* PROBLEM REQUIREMENTS: Tally the lines in the records underneath that contain the string "might", and state the figure by itself.

* DATA FOR PROCESSING:
+++

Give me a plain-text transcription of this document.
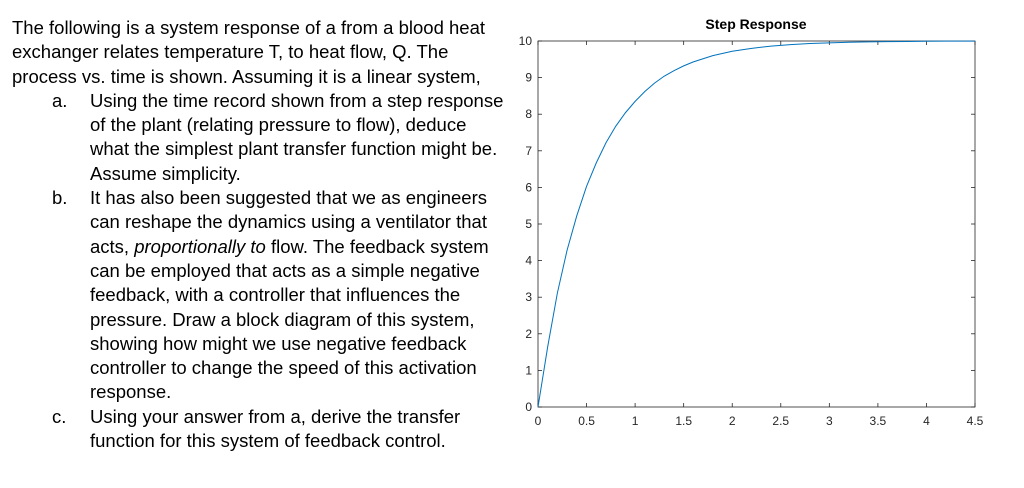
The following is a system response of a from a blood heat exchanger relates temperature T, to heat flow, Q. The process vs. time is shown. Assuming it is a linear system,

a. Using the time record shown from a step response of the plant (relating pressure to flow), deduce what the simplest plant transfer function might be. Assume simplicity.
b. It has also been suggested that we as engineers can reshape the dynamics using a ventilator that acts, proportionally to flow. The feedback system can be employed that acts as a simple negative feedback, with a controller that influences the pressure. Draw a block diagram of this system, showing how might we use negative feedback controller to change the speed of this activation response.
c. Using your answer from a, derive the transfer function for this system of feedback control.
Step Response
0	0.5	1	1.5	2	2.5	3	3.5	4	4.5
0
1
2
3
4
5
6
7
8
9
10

+++

* THE RESULT: 2